* [Stated goal]
Reproduce every line of the material below verbatim, keeping each character and the line order unchanged.

+===+

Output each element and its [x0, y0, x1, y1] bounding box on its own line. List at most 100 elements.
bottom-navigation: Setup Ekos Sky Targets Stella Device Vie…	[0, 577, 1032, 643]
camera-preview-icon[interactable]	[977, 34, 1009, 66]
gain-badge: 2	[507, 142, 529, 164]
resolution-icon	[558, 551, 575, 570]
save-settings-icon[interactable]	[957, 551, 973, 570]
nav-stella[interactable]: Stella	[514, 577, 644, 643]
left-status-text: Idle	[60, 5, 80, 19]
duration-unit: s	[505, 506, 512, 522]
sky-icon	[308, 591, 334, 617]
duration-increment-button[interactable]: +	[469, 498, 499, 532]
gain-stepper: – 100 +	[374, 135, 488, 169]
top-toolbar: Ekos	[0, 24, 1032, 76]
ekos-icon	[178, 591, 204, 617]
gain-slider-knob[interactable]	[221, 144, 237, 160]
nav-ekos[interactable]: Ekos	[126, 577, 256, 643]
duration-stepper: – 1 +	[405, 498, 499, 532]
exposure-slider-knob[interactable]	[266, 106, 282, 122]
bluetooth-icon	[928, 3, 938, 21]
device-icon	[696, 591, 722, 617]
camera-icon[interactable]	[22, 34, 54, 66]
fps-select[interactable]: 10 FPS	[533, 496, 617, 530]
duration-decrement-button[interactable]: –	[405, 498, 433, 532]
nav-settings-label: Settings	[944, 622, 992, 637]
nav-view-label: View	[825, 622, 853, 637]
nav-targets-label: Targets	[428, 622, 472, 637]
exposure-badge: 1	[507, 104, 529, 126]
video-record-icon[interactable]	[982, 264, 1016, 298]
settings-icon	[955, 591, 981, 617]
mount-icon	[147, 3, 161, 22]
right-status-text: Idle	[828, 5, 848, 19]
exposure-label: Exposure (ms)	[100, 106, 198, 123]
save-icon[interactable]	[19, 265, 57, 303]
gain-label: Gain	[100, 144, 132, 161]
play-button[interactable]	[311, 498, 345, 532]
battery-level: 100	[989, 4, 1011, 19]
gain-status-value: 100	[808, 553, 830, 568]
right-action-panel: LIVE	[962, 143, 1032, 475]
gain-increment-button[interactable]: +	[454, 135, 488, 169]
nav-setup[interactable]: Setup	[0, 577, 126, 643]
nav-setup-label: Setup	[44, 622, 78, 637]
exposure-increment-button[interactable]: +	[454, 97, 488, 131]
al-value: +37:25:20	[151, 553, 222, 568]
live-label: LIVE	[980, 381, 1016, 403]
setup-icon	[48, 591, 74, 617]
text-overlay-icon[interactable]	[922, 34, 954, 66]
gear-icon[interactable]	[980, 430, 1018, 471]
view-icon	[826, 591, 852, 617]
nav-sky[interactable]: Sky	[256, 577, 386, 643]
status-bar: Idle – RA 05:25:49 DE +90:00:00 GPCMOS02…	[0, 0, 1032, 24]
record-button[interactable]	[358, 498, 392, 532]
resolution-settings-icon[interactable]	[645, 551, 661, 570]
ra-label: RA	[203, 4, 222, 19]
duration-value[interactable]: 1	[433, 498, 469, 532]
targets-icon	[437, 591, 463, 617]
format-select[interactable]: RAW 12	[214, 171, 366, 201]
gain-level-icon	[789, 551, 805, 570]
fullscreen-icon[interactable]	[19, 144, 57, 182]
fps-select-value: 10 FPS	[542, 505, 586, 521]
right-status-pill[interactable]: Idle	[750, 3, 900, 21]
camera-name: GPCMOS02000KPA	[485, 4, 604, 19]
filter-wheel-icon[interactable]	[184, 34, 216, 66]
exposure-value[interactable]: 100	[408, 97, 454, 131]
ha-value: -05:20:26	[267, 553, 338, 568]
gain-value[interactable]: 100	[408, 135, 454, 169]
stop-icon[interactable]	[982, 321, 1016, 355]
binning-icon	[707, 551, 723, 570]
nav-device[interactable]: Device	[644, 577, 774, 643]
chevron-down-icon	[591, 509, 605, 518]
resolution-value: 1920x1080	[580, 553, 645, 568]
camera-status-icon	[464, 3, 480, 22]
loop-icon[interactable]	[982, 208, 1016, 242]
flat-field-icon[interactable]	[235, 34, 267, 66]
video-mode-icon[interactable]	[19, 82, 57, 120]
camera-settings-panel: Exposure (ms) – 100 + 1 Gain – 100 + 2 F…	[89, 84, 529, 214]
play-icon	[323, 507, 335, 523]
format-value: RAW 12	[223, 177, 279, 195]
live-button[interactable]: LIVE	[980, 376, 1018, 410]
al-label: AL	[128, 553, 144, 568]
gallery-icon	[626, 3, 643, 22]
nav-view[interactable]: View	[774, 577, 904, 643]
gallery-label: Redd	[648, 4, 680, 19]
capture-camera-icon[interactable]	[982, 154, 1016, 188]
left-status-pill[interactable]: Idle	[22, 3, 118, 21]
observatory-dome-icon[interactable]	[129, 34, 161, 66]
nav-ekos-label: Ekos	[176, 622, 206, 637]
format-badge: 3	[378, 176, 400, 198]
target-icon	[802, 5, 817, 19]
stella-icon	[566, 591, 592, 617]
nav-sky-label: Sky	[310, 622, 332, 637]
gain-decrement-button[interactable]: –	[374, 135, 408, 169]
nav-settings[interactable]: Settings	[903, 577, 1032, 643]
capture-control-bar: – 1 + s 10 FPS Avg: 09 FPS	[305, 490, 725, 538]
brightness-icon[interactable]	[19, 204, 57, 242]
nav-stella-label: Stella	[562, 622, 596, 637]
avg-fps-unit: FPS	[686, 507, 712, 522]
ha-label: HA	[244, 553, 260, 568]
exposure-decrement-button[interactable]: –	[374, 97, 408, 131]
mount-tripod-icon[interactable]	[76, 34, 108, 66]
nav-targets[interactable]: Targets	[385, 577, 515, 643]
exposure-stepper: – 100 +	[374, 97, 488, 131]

+===+

* [Solution for this problem]
Output each element and its [x0, y0, x1, y1] bounding box on its own line. List at most 100 elements.
bottom-navigation: Setup Ekos Sky Targets Stella Device Vie…	[0, 577, 1032, 643]
camera-preview-icon[interactable]	[977, 34, 1009, 66]
gain-badge: 2	[507, 142, 529, 164]
resolution-icon	[558, 551, 575, 570]
save-settings-icon[interactable]	[957, 551, 973, 570]
nav-stella[interactable]: Stella	[514, 577, 644, 643]
left-status-text: Idle	[60, 5, 80, 19]
duration-unit: s	[505, 506, 512, 522]
sky-icon	[308, 591, 334, 617]
duration-increment-button[interactable]: +	[469, 498, 499, 532]
gain-stepper: – 100 +	[374, 135, 488, 169]
top-toolbar: Ekos	[0, 24, 1032, 76]
ekos-icon	[178, 591, 204, 617]
gain-slider-knob[interactable]	[221, 144, 237, 160]
nav-ekos[interactable]: Ekos	[126, 577, 256, 643]
duration-stepper: – 1 +	[405, 498, 499, 532]
exposure-slider-knob[interactable]	[266, 106, 282, 122]
bluetooth-icon	[928, 3, 938, 21]
device-icon	[696, 591, 722, 617]
camera-icon[interactable]	[22, 34, 54, 66]
fps-select[interactable]: 10 FPS	[533, 496, 617, 530]
duration-decrement-button[interactable]: –	[405, 498, 433, 532]
nav-settings-label: Settings	[944, 622, 992, 637]
nav-view-label: View	[825, 622, 853, 637]
nav-targets-label: Targets	[428, 622, 472, 637]
exposure-badge: 1	[507, 104, 529, 126]
video-record-icon[interactable]	[982, 264, 1016, 298]
settings-icon	[955, 591, 981, 617]
mount-icon	[147, 3, 161, 22]
right-status-text: Idle	[828, 5, 848, 19]
exposure-label: Exposure (ms)	[100, 106, 198, 123]
save-icon[interactable]	[19, 265, 57, 303]
gain-label: Gain	[100, 144, 132, 161]
play-button[interactable]	[311, 498, 345, 532]
battery-level: 100	[989, 4, 1011, 19]
gain-status-value: 100	[808, 553, 830, 568]
right-action-panel: LIVE	[962, 143, 1032, 475]
gain-increment-button[interactable]: +	[454, 135, 488, 169]
nav-setup[interactable]: Setup	[0, 577, 126, 643]
nav-setup-label: Setup	[44, 622, 78, 637]
exposure-increment-button[interactable]: +	[454, 97, 488, 131]
al-value: +37:25:20	[151, 553, 222, 568]
live-label: LIVE	[980, 381, 1016, 403]
setup-icon	[48, 591, 74, 617]
text-overlay-icon[interactable]	[922, 34, 954, 66]
gear-icon[interactable]	[980, 430, 1018, 471]
view-icon	[826, 591, 852, 617]
nav-sky[interactable]: Sky	[256, 577, 386, 643]
status-bar: Idle – RA 05:25:49 DE +90:00:00 GPCMOS02…	[0, 0, 1032, 24]
record-button[interactable]	[358, 498, 392, 532]
resolution-settings-icon[interactable]	[645, 551, 661, 570]
ra-label: RA	[203, 4, 222, 19]
duration-value[interactable]: 1	[433, 498, 469, 532]
targets-icon	[437, 591, 463, 617]
format-select[interactable]: RAW 12	[214, 171, 366, 201]
gain-level-icon	[789, 551, 805, 570]
fullscreen-icon[interactable]	[19, 144, 57, 182]
fps-select-value: 10 FPS	[542, 505, 586, 521]
right-status-pill[interactable]: Idle	[750, 3, 900, 21]
camera-name: GPCMOS02000KPA	[485, 4, 604, 19]
filter-wheel-icon[interactable]	[184, 34, 216, 66]
exposure-value[interactable]: 100	[408, 97, 454, 131]
ha-value: -05:20:26	[267, 553, 338, 568]
gain-value[interactable]: 100	[408, 135, 454, 169]
stop-icon[interactable]	[982, 321, 1016, 355]
binning-icon	[707, 551, 723, 570]
nav-device[interactable]: Device	[644, 577, 774, 643]
chevron-down-icon	[591, 509, 605, 518]
resolution-value: 1920x1080	[580, 553, 645, 568]
camera-status-icon	[464, 3, 480, 22]
loop-icon[interactable]	[982, 208, 1016, 242]
flat-field-icon[interactable]	[235, 34, 267, 66]
video-mode-icon[interactable]	[19, 82, 57, 120]
camera-settings-panel: Exposure (ms) – 100 + 1 Gain – 100 + 2 F…	[89, 84, 529, 214]
play-icon	[323, 507, 335, 523]
format-value: RAW 12	[223, 177, 279, 195]
live-button[interactable]: LIVE	[980, 376, 1018, 410]
al-label: AL	[128, 553, 144, 568]
gallery-icon	[626, 3, 643, 22]
nav-view[interactable]: View	[774, 577, 904, 643]
gallery-label: Redd	[648, 4, 680, 19]
capture-camera-icon[interactable]	[982, 154, 1016, 188]
left-status-pill[interactable]: Idle	[22, 3, 118, 21]
observatory-dome-icon[interactable]	[129, 34, 161, 66]
nav-ekos-label: Ekos	[176, 622, 206, 637]
format-badge: 3	[378, 176, 400, 198]
target-icon	[802, 5, 817, 19]
stella-icon	[566, 591, 592, 617]
nav-sky-label: Sky	[310, 622, 332, 637]
gain-decrement-button[interactable]: –	[374, 135, 408, 169]
nav-settings[interactable]: Settings	[903, 577, 1032, 643]
capture-control-bar: – 1 + s 10 FPS Avg: 09 FPS	[305, 490, 725, 538]
brightness-icon[interactable]	[19, 204, 57, 242]
nav-stella-label: Stella	[562, 622, 596, 637]
avg-fps-unit: FPS	[686, 507, 712, 522]
ha-label: HA	[244, 553, 260, 568]
exposure-decrement-button[interactable]: –	[374, 97, 408, 131]
mount-tripod-icon[interactable]	[76, 34, 108, 66]
nav-targets[interactable]: Targets	[385, 577, 515, 643]
exposure-stepper: – 100 +	[374, 97, 488, 131]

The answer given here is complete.